**YOUR OBJECTIVE**
Copy out the lines that include the word "passenger".
[RECORDS FOR THIS TASK start]
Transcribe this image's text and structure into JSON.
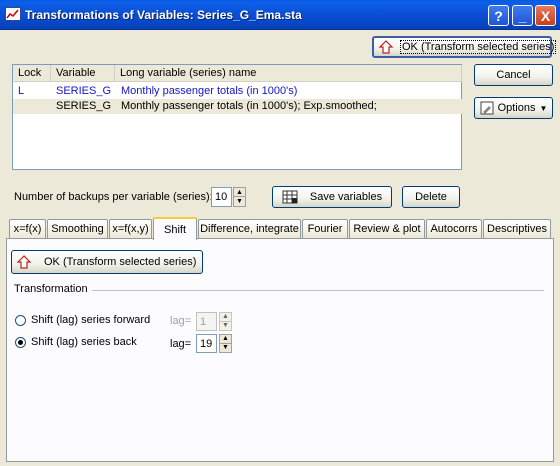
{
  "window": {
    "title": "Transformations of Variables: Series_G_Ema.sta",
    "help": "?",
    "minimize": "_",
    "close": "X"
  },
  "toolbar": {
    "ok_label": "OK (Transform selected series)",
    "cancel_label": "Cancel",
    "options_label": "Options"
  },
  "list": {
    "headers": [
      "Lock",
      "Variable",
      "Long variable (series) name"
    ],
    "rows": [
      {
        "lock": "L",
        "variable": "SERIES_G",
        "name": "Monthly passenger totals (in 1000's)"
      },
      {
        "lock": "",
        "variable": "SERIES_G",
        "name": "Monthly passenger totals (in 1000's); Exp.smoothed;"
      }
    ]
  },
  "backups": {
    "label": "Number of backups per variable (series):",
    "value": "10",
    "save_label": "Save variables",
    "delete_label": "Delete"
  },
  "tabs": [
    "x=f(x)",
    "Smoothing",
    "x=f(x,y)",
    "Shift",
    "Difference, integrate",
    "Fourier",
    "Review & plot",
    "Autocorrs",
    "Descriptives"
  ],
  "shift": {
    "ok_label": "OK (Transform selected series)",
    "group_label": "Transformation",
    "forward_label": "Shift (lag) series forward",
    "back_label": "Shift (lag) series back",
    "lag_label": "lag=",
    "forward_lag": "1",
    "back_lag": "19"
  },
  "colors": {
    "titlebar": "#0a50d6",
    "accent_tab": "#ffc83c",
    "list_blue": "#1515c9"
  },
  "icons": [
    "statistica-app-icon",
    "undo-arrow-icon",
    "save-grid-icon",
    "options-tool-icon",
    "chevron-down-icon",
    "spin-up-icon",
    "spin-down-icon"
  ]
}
[RECORDS FOR THIS TASK end]
**RESPONSE TO THIS TASK**
        "name": "Monthly passenger totals (in 1000's)"
        "name": "Monthly passenger totals (in 1000's); Exp.smoothed;"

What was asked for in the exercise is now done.